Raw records
※

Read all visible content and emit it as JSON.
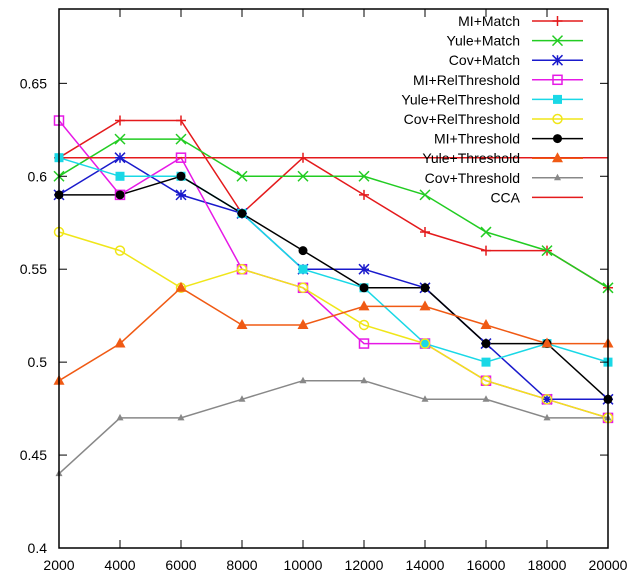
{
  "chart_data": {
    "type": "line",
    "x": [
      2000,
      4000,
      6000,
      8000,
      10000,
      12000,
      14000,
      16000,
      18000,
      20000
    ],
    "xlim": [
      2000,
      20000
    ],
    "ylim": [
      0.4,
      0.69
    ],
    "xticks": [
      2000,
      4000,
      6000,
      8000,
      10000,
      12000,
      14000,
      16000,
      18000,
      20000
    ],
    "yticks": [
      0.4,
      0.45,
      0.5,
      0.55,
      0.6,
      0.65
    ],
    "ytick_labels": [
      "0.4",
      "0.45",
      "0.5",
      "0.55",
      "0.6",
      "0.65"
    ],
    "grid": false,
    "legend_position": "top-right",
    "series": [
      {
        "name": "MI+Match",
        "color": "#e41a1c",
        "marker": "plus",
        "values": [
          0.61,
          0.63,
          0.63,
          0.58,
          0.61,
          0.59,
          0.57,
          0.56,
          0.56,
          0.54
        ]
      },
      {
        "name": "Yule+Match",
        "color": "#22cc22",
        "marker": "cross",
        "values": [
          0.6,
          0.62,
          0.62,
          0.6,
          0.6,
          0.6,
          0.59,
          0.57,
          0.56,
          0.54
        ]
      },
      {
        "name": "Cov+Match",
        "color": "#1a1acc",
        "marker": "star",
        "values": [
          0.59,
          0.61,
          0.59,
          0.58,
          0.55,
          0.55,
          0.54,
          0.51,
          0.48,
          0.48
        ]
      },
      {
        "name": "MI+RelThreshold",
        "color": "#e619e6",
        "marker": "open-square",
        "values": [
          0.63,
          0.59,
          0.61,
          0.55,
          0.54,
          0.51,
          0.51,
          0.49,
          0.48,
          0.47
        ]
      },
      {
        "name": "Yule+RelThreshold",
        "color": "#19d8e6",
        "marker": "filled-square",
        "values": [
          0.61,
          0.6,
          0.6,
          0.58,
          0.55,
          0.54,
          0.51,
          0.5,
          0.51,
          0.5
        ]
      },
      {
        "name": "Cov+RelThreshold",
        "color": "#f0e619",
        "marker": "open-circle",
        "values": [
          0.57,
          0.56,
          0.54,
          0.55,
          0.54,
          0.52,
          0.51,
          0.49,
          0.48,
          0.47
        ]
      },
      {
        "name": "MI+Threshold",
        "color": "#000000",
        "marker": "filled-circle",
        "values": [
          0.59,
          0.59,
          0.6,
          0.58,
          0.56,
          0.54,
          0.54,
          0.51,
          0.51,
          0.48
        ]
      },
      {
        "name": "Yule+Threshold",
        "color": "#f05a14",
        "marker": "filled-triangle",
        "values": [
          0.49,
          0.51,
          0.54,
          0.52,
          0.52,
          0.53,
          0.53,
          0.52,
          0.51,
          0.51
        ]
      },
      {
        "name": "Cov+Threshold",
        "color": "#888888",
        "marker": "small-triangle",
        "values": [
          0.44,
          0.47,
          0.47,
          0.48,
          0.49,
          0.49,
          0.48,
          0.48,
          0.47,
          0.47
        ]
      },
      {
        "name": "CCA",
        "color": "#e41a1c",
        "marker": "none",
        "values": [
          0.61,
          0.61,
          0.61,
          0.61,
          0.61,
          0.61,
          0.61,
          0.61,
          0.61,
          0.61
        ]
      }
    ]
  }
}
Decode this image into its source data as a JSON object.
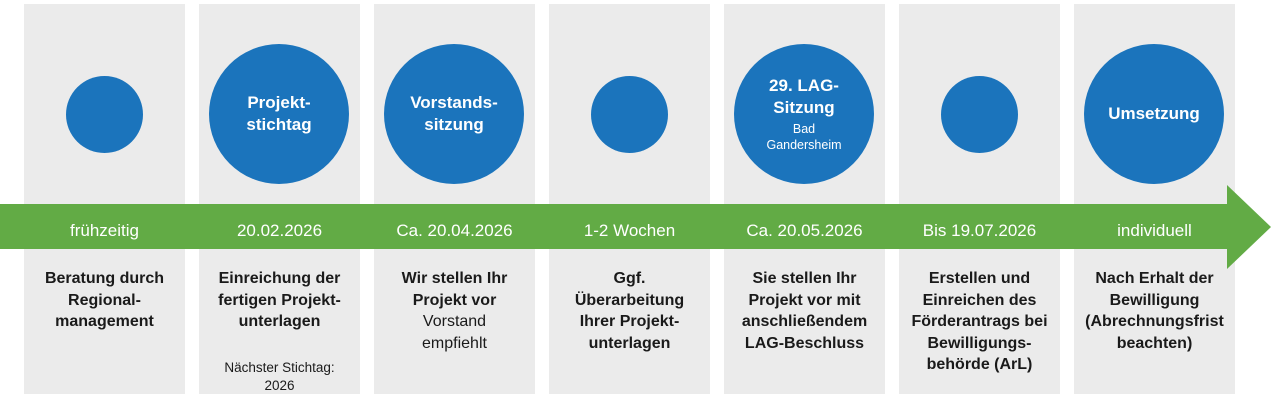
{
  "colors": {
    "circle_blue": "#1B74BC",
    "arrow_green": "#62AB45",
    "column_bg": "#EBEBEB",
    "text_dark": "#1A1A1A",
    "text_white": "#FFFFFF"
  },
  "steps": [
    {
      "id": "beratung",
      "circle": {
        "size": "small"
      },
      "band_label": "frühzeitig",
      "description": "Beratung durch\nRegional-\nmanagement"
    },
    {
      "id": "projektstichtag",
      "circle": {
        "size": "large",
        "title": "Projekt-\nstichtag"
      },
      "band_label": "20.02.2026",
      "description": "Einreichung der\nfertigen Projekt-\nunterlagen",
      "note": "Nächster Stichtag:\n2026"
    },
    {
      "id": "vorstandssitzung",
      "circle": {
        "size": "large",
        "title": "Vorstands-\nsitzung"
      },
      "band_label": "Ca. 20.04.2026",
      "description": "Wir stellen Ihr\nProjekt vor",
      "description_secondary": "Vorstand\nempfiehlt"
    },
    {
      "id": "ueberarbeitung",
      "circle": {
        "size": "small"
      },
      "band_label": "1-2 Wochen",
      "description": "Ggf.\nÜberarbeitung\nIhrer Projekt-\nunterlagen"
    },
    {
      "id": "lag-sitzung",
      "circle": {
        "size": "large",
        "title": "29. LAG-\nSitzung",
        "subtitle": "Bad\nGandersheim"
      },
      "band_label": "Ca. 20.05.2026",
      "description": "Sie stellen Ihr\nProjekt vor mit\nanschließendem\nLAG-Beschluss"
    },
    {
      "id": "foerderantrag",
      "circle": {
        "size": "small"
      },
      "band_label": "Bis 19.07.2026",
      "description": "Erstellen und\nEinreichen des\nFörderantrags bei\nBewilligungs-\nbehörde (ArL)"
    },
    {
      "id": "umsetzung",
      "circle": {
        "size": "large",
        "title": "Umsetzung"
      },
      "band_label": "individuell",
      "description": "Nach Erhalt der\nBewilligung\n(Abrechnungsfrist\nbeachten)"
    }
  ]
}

※

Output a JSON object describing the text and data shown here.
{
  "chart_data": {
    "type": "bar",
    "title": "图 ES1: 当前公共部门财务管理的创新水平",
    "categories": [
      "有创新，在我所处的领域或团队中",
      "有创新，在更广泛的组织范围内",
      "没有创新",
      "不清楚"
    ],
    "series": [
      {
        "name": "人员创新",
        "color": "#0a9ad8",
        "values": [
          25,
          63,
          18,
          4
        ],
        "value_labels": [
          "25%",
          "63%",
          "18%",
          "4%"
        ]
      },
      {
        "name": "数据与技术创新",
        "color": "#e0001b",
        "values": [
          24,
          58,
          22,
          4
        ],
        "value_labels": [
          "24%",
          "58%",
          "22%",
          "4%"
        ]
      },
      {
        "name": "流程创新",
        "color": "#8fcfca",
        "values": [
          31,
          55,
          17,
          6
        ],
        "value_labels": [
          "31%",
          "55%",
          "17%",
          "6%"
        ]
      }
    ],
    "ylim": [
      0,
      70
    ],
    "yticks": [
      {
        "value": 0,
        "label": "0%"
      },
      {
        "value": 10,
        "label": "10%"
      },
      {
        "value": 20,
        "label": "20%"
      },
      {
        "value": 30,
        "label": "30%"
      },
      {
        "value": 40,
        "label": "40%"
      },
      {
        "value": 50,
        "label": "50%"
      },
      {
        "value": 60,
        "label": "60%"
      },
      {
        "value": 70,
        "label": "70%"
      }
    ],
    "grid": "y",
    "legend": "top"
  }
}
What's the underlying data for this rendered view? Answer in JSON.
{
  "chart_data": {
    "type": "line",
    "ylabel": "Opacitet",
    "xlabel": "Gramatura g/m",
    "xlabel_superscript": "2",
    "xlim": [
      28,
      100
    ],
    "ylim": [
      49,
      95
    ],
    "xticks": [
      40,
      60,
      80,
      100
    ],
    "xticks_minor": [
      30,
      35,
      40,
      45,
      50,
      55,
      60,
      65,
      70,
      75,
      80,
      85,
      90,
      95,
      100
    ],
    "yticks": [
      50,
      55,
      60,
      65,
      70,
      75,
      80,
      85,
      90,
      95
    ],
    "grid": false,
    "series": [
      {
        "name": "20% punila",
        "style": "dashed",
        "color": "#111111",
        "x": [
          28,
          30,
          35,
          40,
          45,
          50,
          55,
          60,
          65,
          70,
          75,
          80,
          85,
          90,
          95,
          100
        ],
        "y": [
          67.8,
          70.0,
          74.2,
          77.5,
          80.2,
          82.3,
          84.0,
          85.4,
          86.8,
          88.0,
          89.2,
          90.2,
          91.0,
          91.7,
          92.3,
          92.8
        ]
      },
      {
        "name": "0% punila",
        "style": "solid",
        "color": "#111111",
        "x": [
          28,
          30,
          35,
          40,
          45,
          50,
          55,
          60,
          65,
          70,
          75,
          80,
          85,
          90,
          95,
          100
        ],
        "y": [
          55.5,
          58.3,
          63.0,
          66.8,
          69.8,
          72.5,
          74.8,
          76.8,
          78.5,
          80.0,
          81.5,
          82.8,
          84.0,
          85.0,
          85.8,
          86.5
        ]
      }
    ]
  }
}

※

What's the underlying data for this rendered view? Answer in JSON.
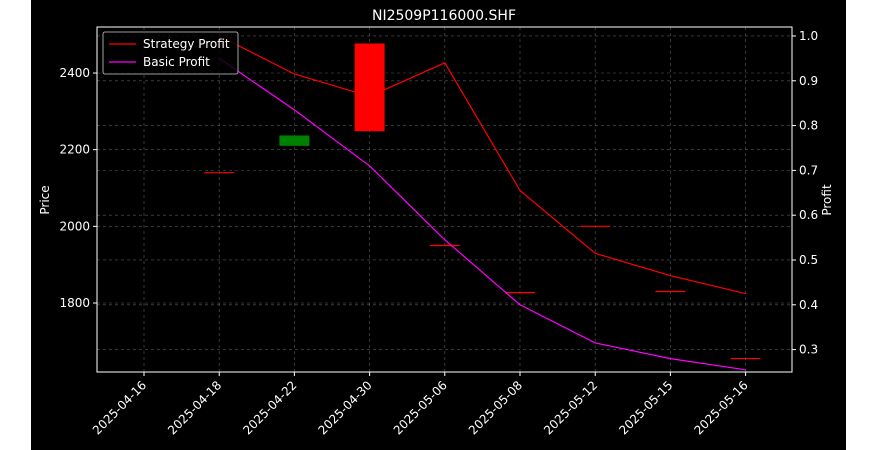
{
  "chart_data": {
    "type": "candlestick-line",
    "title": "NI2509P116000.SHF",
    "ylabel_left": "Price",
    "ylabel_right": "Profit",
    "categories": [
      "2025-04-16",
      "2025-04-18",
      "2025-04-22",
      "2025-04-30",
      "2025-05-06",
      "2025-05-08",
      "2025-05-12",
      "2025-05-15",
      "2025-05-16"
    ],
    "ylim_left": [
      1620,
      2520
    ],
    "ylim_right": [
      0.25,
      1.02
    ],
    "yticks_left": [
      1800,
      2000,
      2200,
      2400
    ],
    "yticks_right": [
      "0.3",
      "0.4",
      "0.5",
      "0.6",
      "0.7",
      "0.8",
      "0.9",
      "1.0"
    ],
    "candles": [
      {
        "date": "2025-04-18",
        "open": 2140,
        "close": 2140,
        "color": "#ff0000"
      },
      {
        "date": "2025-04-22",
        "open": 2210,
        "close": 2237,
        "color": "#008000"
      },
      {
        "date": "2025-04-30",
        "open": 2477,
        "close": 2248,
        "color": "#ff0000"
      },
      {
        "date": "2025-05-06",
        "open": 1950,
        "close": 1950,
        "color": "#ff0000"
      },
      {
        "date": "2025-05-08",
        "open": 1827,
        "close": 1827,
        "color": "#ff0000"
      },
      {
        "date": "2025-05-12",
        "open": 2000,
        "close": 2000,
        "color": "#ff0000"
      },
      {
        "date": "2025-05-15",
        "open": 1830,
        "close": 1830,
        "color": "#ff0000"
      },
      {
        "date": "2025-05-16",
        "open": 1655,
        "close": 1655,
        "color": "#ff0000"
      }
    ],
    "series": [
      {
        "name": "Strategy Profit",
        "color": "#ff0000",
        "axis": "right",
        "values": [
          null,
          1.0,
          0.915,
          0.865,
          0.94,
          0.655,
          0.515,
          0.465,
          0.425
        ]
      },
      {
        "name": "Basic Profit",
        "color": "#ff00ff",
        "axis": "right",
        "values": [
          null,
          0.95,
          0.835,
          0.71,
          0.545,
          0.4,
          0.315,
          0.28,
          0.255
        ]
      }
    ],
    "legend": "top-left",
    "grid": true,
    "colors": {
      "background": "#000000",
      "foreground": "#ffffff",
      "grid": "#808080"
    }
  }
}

※

EXERCISE GOAL: From the entries above, extract each line containing "grid".

ANSWER TO THE PROBLEM:
    "grid": false,
    "grid": "y",
    "grid": false,
    "grid": true,
      "grid": "#808080"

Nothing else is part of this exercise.